* What you need to do
Filter the entries, keeping every line with the word "Обзор".

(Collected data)
________

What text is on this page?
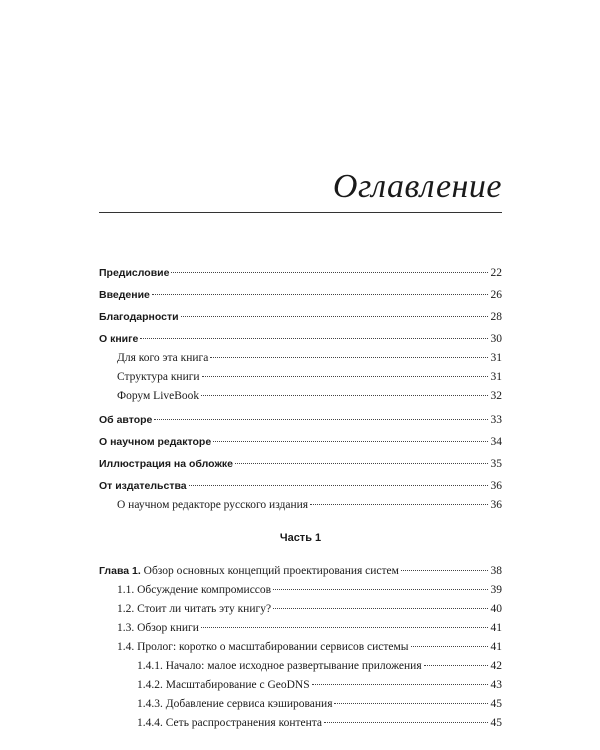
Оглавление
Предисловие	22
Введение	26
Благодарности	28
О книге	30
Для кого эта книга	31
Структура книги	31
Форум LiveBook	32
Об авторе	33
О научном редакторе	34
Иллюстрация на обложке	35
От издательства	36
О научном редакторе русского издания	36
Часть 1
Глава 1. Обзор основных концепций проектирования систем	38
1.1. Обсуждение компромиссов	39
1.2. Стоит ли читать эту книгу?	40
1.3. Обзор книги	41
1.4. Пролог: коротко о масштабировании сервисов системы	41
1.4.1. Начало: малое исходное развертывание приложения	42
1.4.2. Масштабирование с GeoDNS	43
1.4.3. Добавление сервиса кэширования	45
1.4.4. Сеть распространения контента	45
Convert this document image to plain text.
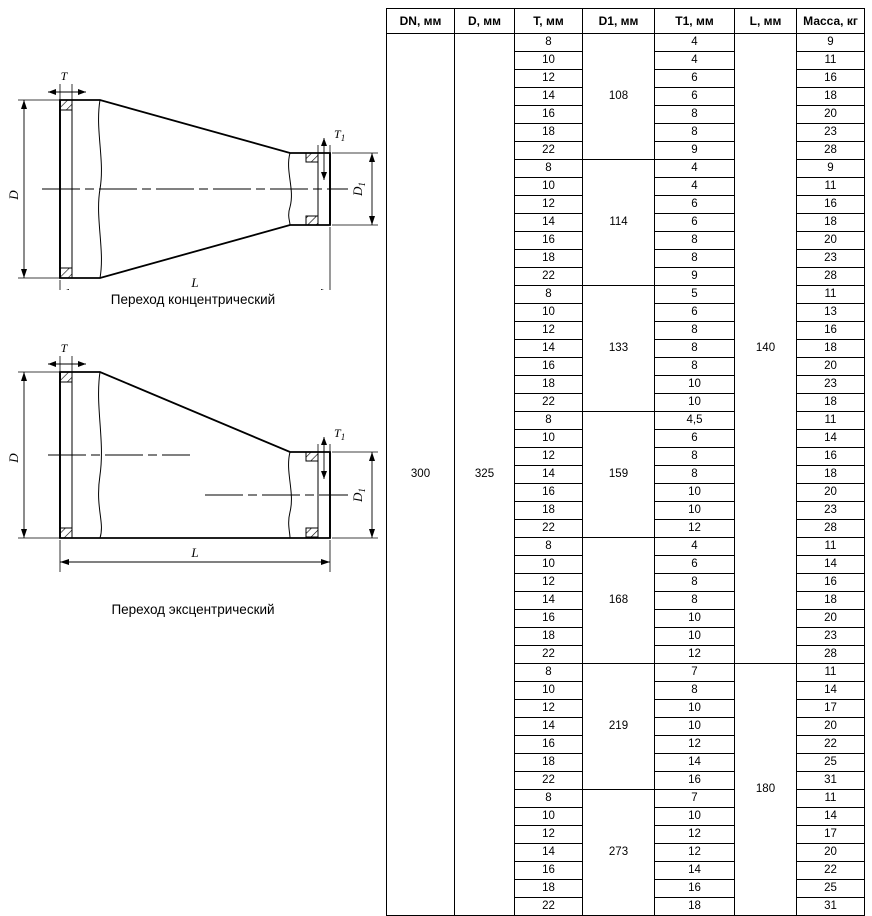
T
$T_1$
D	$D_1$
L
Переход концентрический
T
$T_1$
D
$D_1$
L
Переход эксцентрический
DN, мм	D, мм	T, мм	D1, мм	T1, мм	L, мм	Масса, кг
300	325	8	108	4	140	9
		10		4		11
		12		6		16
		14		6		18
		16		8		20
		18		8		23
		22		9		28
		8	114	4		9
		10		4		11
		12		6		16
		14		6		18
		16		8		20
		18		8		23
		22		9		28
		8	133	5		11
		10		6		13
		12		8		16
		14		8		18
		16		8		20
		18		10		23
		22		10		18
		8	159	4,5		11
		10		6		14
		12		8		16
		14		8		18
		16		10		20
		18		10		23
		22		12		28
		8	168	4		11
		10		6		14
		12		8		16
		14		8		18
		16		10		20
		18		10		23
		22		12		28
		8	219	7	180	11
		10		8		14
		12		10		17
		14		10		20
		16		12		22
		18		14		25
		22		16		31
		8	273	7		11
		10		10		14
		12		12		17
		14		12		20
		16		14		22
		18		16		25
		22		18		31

________

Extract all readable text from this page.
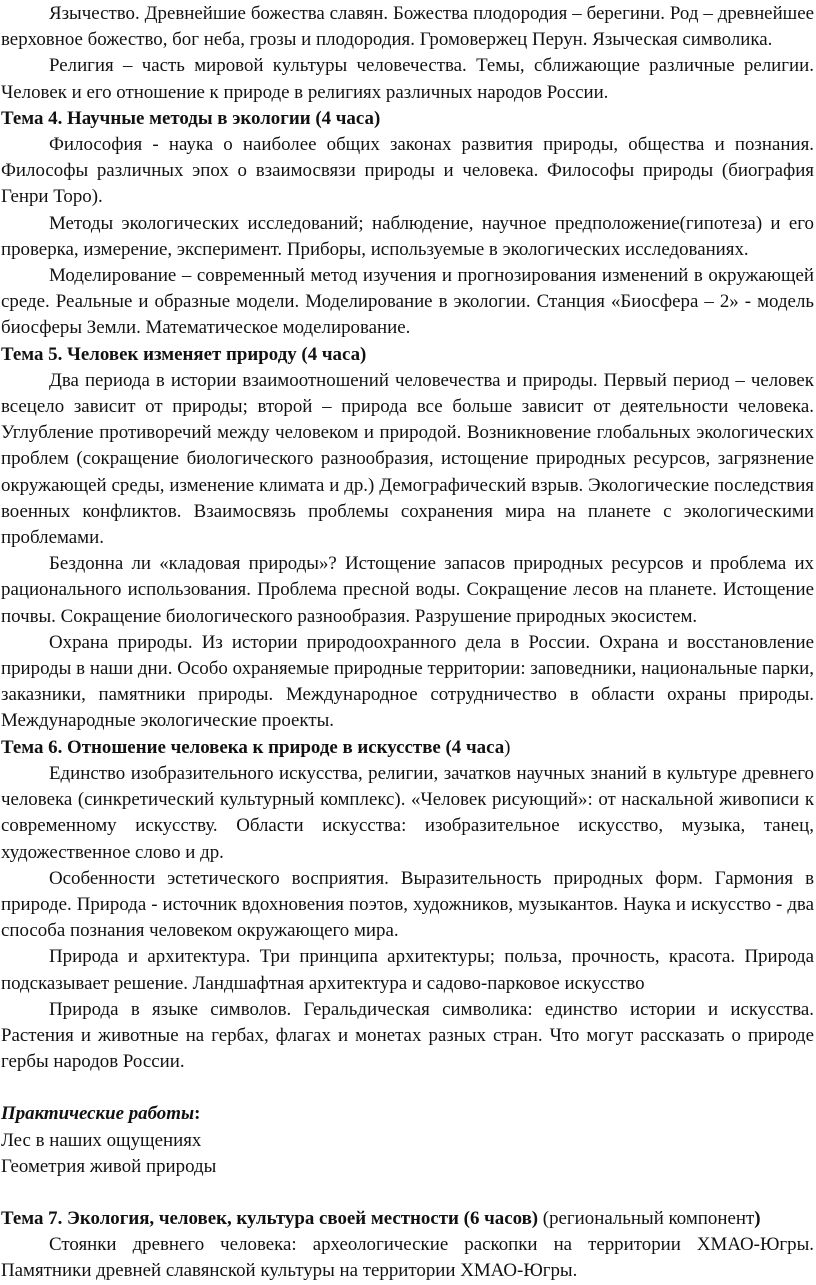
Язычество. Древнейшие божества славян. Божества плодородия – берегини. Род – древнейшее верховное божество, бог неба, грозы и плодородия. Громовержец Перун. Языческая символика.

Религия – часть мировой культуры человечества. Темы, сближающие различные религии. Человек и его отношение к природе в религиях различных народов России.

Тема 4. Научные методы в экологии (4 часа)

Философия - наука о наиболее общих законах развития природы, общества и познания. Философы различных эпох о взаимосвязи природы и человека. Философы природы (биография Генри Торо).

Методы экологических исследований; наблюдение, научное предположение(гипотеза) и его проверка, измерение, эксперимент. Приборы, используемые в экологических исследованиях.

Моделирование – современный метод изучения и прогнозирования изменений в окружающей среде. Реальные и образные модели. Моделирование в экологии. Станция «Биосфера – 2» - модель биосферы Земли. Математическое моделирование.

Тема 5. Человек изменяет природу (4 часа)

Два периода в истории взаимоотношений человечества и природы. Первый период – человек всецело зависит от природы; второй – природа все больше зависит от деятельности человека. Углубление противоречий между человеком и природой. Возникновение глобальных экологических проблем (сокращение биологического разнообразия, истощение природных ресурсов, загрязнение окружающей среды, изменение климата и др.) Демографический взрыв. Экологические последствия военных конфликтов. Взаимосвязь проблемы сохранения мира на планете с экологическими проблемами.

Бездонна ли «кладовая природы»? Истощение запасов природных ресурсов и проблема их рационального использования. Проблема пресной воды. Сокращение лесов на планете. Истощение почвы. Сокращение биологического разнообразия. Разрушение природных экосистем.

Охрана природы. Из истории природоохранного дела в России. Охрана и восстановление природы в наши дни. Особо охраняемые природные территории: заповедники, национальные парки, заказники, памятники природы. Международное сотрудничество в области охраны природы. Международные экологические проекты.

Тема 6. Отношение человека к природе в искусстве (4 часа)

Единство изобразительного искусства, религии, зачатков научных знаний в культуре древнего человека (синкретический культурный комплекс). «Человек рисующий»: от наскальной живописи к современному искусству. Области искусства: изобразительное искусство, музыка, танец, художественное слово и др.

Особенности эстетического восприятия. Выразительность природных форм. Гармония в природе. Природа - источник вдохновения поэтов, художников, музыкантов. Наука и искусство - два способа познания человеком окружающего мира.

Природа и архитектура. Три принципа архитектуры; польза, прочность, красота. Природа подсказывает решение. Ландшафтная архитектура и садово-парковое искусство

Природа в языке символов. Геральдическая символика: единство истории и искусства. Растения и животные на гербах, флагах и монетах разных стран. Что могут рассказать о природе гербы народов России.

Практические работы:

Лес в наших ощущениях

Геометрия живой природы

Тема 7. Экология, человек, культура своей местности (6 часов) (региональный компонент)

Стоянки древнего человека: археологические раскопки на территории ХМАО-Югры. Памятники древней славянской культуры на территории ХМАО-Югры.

________

* Task response
Глава 1. Обзор основных концепций проектирования систем	38
1.3. Обзор книги	41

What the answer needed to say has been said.